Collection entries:
= = = =
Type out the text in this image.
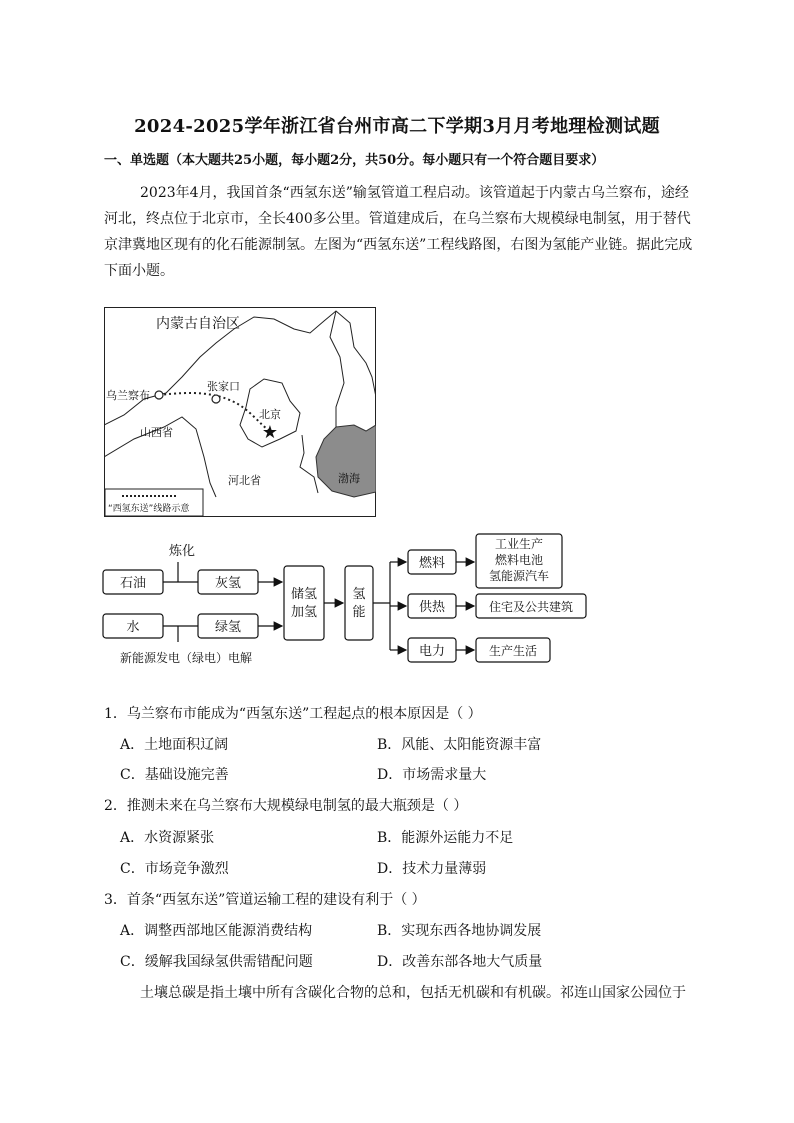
2024-2025学年浙江省台州市高二下学期3月月考地理检测试题
一、单选题（本大题共25小题，每小题2分，共50分。每小题只有一个符合题目要求）
2023年4月，我国首条“西氢东送”输氢管道工程启动。该管道起于内蒙古乌兰察布，途经
河北，终点位于北京市，全长400多公里。管道建成后，在乌兰察布大规模绿电制氢，用于替代
京津冀地区现有的化石能源制氢。左图为“西氢东送”工程线路图，右图为氢能产业链。据此完成
下面小题。
★
内蒙古自治区
乌兰察布
张家口
北京
山西省
河北省	渤海
“西氢东送”线路示意
石油
炼化
灰氢
水	绿氢
新能源发电（绿电）电解
储氢
加氢
氢
能
燃料
供热
电力
工业生产
燃料电池
氢能源汽车
住宅及公共建筑
生产生活
1．乌兰察布市能成为“西氢东送”工程起点的根本原因是（ ）
A．土地面积辽阔	B．风能、太阳能资源丰富
C．基础设施完善	D．市场需求量大
2．推测未来在乌兰察布大规模绿电制氢的最大瓶颈是（ ）
A．水资源紧张	B．能源外运能力不足
C．市场竞争激烈	D．技术力量薄弱
3．首条“西氢东送”管道运输工程的建设有利于（ ）
A．调整西部地区能源消费结构	B．实现东西各地协调发展
C．缓解我国绿氢供需错配问题	D．改善东部各地大气质量
土壤总碳是指土壤中所有含碳化合物的总和，包括无机碳和有机碳。祁连山国家公园位于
= = = =
#### BRIEF
Leave the pictures out and output the rest of the listing exactly.

#### SOLUTION BELOW
Type out the text in this image.
2024-2025学年浙江省台州市高二下学期3月月考地理检测试题
一、单选题（本大题共25小题，每小题2分，共50分。每小题只有一个符合题目要求）
2023年4月，我国首条“西氢东送”输氢管道工程启动。该管道起于内蒙古乌兰察布，途经
河北，终点位于北京市，全长400多公里。管道建成后，在乌兰察布大规模绿电制氢，用于替代
京津冀地区现有的化石能源制氢。左图为“西氢东送”工程线路图，右图为氢能产业链。据此完成
下面小题。
★
内蒙古自治区
乌兰察布
张家口
北京
山西省
河北省	渤海
“西氢东送”线路示意
石油
炼化
灰氢
水	绿氢
新能源发电（绿电）电解
储氢
加氢
氢
能
燃料
供热
电力
工业生产
燃料电池
氢能源汽车
住宅及公共建筑
生产生活
1．乌兰察布市能成为“西氢东送”工程起点的根本原因是（ ）
A．土地面积辽阔	B．风能、太阳能资源丰富
C．基础设施完善	D．市场需求量大
2．推测未来在乌兰察布大规模绿电制氢的最大瓶颈是（ ）
A．水资源紧张	B．能源外运能力不足
C．市场竞争激烈	D．技术力量薄弱
3．首条“西氢东送”管道运输工程的建设有利于（ ）
A．调整西部地区能源消费结构	B．实现东西各地协调发展
C．缓解我国绿氢供需错配问题	D．改善东部各地大气质量
土壤总碳是指土壤中所有含碳化合物的总和，包括无机碳和有机碳。祁连山国家公园位于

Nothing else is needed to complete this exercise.